▶ TEXTO SELECIONADO:
►

As pessoas podem ter visões de mundo diversas. A democracia lida com essa diversidade. Se qualquer discordância do governo é tratada como traição, então não há democracia.
A eleição seria o momento em que a diversidade de visões de mundo – ou, mais especificamente, de projetos de sociedade – se manifesta formalmente.
Estamos habituados a um padrão muito baixo: a força do dinheiro, a manipulação da informação e as condições sociais e econômicas que condenam muitos à ignorância política, tudo isso faz com que os resultados eleitorais correspondam apenas ritualmente a uma “vontade do povo”.
Ainda assim, a fraude eleitoral – que é, à luz das evidências disponíveis, o que provavelmente aconteceu na Venezuela – representa uma ruptura séria.
Se o regime quer se legitimar por meio do voto, então que respeite as regras do jogo.
Não há nem mesmo um “socialismo” como outra face da moeda. Os dados mostram que, ao fim da primeira década do século XXI, isto é, após também dez anos de governo bolivariano, o setor privado ampliara sua participação na economia venezuelana, o capital se apropriava de uma parcela maior da riqueza nacional e a taxa de exploração do trabalho crescera. O socialismo da Venezuela de Chávez estabeleceu muito mais uma peça de retórica do que um projeto de sociedade em ação.

◄

▶ CONJUNTO DE DADOS:
►

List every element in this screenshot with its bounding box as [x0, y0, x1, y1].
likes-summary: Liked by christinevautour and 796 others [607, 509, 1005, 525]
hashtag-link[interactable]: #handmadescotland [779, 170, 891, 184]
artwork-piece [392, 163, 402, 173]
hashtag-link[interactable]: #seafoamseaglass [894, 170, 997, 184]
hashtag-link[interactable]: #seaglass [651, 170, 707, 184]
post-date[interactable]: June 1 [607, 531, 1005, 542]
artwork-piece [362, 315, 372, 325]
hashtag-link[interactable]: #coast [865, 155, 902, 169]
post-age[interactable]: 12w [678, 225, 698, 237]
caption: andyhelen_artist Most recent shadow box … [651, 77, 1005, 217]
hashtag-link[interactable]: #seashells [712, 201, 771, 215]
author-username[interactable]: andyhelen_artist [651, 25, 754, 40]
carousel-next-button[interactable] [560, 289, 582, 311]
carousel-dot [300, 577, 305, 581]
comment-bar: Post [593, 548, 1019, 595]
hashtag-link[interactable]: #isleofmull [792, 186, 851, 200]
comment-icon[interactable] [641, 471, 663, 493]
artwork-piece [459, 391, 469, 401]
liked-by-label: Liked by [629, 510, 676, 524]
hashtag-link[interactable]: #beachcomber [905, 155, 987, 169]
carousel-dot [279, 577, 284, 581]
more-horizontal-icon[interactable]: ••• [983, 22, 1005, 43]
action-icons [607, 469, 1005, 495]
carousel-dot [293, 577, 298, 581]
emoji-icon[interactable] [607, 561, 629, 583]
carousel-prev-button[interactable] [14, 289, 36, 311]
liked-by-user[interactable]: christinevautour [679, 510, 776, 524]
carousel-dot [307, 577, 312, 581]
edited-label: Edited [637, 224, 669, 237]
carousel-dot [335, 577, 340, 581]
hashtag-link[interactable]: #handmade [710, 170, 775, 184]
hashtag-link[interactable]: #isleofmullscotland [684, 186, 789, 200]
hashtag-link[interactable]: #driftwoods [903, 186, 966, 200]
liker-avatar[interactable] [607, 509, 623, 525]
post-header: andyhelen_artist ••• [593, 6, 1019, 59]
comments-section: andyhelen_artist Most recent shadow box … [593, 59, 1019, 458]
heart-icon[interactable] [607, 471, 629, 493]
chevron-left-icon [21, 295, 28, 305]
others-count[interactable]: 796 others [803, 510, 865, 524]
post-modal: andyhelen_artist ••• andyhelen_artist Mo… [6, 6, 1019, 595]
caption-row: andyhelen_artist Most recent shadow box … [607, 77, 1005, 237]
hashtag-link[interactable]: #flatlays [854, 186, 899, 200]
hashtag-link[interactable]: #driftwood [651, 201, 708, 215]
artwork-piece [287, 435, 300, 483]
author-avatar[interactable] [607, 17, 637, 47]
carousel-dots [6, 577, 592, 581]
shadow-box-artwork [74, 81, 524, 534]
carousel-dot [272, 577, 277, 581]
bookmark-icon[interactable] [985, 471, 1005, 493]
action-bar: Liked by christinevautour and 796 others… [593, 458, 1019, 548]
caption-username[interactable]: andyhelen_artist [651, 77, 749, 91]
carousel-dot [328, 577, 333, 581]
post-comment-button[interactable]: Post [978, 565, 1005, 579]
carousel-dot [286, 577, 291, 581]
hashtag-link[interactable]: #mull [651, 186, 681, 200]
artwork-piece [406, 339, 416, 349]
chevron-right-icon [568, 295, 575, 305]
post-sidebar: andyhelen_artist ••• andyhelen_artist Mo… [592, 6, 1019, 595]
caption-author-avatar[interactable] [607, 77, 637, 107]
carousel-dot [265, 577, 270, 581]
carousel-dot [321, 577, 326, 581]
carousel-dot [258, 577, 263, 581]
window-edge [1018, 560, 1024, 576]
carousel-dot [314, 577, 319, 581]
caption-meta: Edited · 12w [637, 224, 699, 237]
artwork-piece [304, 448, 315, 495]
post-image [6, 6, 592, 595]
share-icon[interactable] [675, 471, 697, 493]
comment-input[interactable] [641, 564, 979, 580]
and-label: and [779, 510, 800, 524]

◄

▶ INSTRUÇÕES DO EXERCÍCIO:
**1.** Transcreva do texto sobre democracia e a eleição na Venezuela o trecho que vai de "Ainda assim, a" até "sociedade em ação.".
**2.** Resuma em duas frases o texto sobre democracia e a eleição na Venezuela.

▶ RESPOSTAS POR TAREFA:
**1.**
Ainda assim, a fraude eleitoral – que é, à luz das evidências disponíveis, o que provavelmente aconteceu na Venezuela – representa uma ruptura séria.
Se o regime quer se legitimar por meio do voto, então que respeite as regras do jogo.
Não há nem mesmo um “socialismo” como outra face da moeda. Os dados mostram que, ao fim da primeira década do século XXI, isto é, após também dez anos de governo bolivariano, o setor privado ampliara sua participação na economia venezuelana, o capital se apropriava de uma parcela maior da riqueza nacional e a taxa de exploração do trabalho crescera. O socialismo da Venezuela de Chávez estabeleceu muito mais uma peça de retórica do que um projeto de sociedade em ação.

**2.** O texto afirma que a democracia lida com a diversidade de visões de mundo, que se manifesta formalmente na eleição, e que a provável fraude eleitoral na Venezuela representa uma ruptura séria, pois, se o regime quer se legitimar pelo voto, deve respeitar as regras do jogo. Também sustenta que não há um "socialismo" como outra face da moeda: após dez anos de governo bolivariano, o setor privado e o capital ampliaram sua parcela e a taxa de exploração do trabalho cresceu, de modo que esse socialismo foi mais retórica do que um projeto de sociedade em ação.